* What is being asked *
Extract all of the data and reproduce it precisely.

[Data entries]
--*--
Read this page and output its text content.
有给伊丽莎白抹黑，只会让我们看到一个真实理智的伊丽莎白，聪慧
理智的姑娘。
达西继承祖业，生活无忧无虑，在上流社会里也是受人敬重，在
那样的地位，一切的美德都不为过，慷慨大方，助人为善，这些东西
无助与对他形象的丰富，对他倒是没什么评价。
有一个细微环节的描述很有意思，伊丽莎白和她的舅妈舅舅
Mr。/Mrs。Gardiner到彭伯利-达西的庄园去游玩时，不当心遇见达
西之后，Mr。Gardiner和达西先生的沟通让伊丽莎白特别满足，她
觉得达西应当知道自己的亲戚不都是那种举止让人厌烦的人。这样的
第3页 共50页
--*--
* Result of this exercise *
Read this page and output its text content.
有给伊丽莎白抹黑，只会让我们看到一个真实理智的伊丽莎白，聪慧
理智的姑娘。
达西继承祖业，生活无忧无虑，在上流社会里也是受人敬重，在
那样的地位，一切的美德都不为过，慷慨大方，助人为善，这些东西
无助与对他形象的丰富，对他倒是没什么评价。
有一个细微环节的描述很有意思，伊丽莎白和她的舅妈舅舅
Mr。/Mrs。Gardiner到彭伯利-达西的庄园去游玩时，不当心遇见达
西之后，Mr。Gardiner和达西先生的沟通让伊丽莎白特别满足，她
觉得达西应当知道自己的亲戚不都是那种举止让人厌烦的人。这样的
第3页 共50页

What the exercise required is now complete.